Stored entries
☆ ☆ ☆ ☆ ☆ ☆ ☆

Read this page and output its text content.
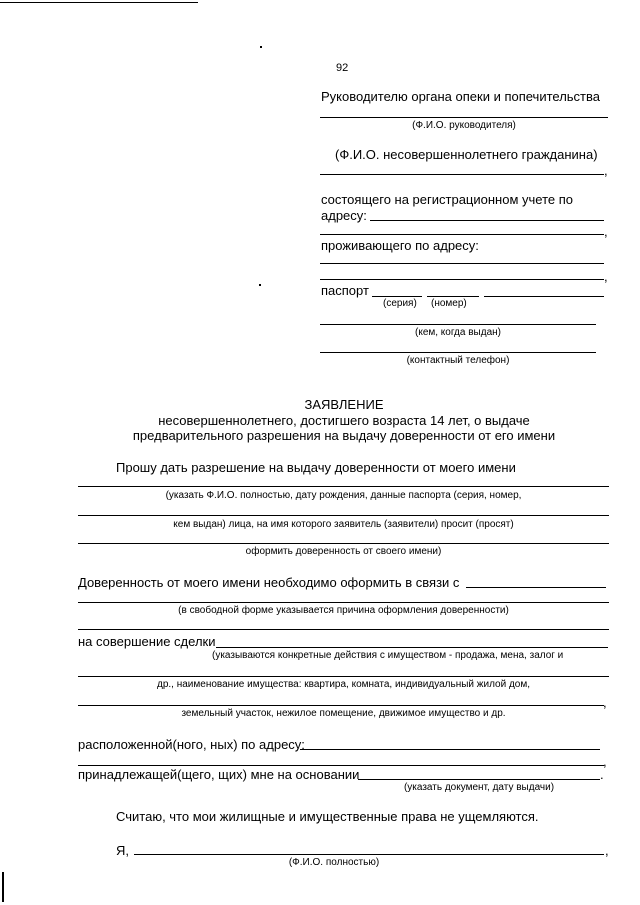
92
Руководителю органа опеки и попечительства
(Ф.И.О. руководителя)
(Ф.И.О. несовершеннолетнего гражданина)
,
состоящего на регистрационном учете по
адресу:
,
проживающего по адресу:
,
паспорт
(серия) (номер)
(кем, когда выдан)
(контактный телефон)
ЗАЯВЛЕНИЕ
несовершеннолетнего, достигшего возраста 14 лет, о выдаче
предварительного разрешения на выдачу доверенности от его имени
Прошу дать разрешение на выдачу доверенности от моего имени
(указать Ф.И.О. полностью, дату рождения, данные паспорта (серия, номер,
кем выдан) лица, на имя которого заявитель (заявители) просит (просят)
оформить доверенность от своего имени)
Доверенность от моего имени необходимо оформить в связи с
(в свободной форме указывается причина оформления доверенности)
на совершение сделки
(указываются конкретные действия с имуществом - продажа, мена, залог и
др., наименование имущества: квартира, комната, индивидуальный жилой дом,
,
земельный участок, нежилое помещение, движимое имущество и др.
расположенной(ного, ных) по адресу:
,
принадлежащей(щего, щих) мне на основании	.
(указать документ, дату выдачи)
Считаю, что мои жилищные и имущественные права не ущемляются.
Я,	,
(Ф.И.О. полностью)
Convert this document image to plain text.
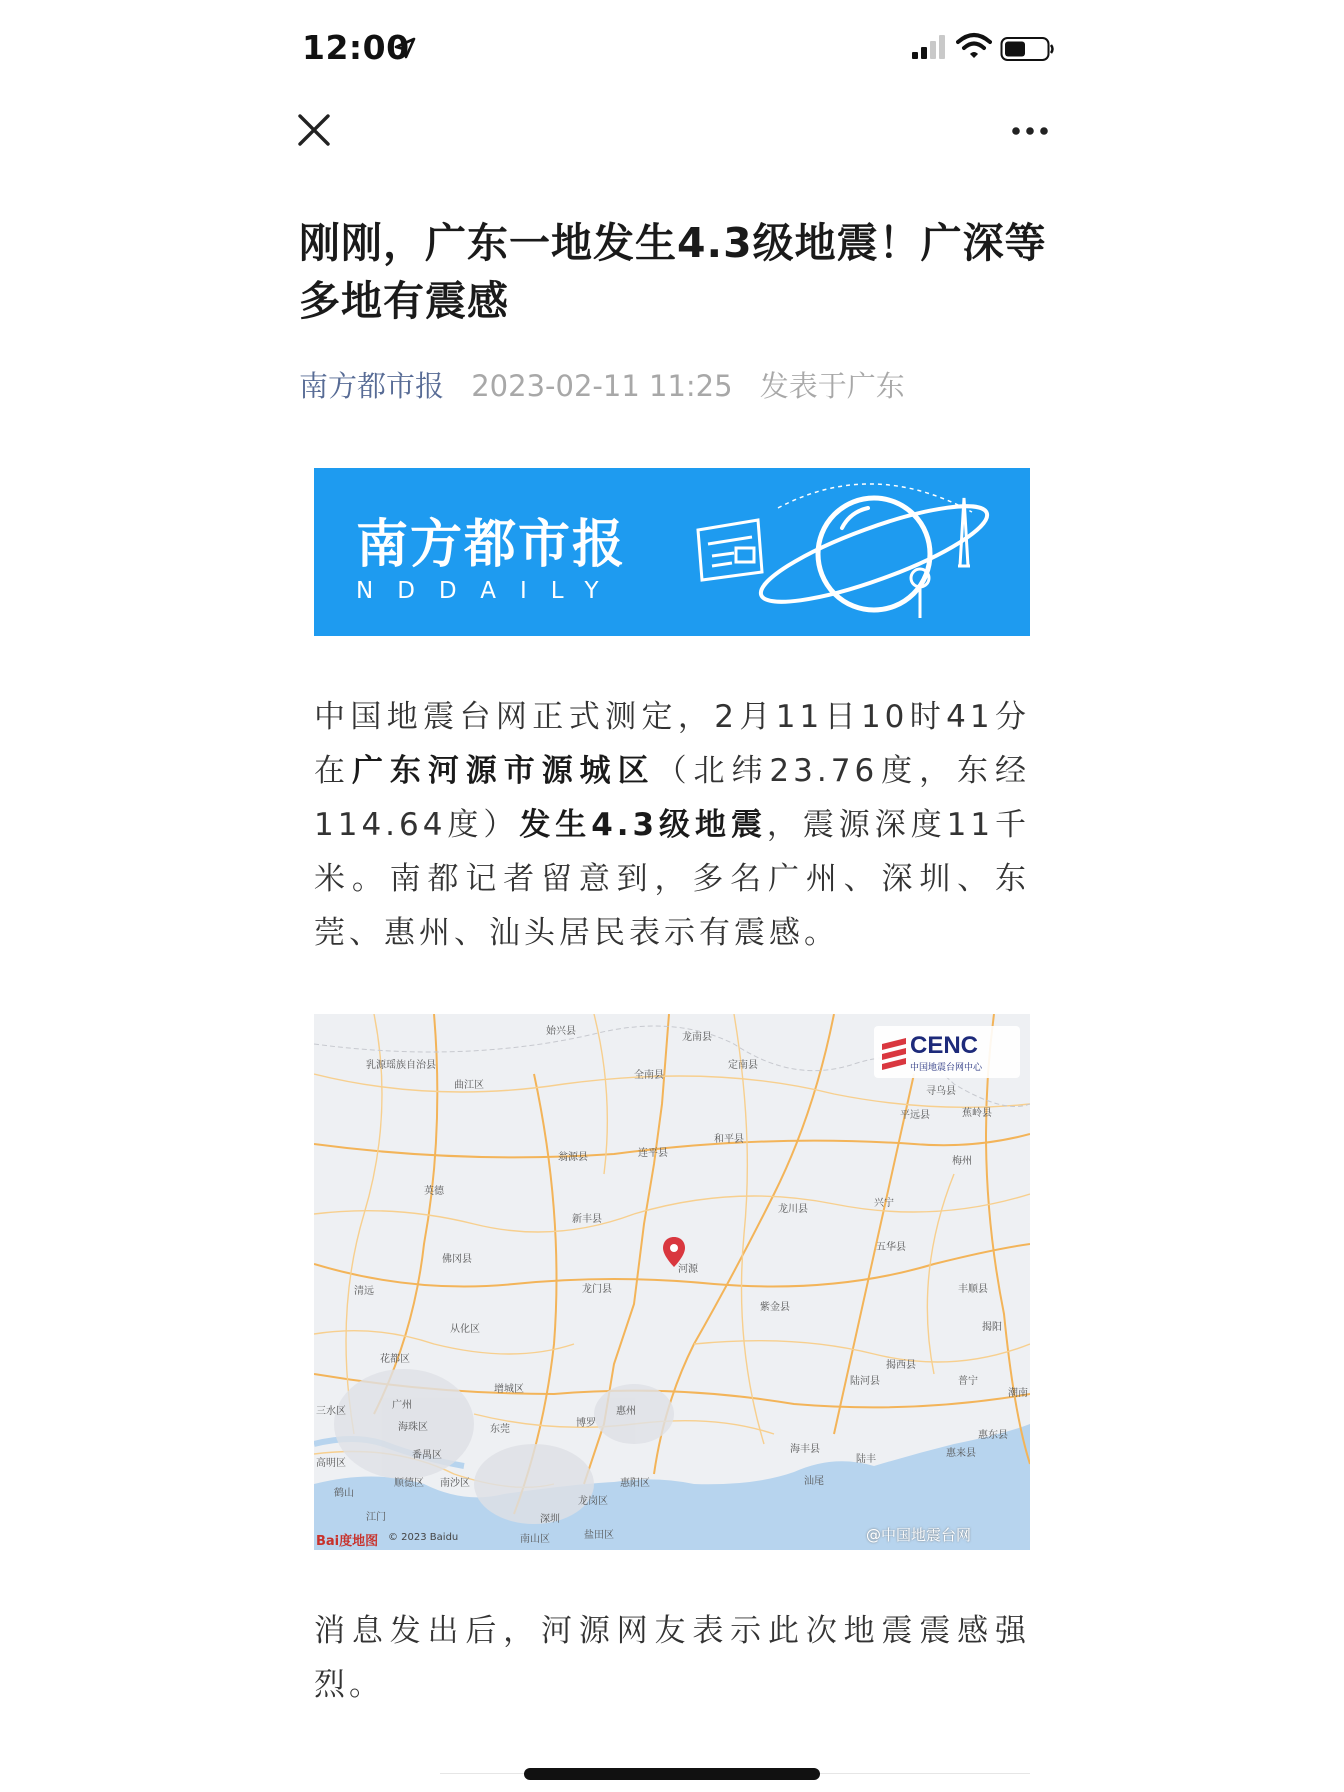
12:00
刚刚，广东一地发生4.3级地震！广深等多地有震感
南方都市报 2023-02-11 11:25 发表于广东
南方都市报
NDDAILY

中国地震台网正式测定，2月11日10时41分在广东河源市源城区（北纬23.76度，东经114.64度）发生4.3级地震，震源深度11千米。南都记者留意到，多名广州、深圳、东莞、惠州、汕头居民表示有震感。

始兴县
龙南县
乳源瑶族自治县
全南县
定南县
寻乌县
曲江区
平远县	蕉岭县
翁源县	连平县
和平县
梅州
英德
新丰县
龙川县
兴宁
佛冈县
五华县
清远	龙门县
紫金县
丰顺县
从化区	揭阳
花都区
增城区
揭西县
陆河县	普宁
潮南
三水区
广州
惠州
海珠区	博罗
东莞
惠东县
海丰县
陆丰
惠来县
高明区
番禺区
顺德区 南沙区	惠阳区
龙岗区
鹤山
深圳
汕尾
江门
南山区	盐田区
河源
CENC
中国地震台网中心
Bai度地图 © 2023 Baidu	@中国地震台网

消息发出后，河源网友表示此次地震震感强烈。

☆ ☆ ☆ ☆ ☆ ☆ ☆

> [THE EXERCISE]: Go through the preceding material and copy each line that has the word "выдачу".

> [FINISHED TASK]:
предварительного разрешения на выдачу доверенности от его имени
Прошу дать разрешение на выдачу доверенности от моего имени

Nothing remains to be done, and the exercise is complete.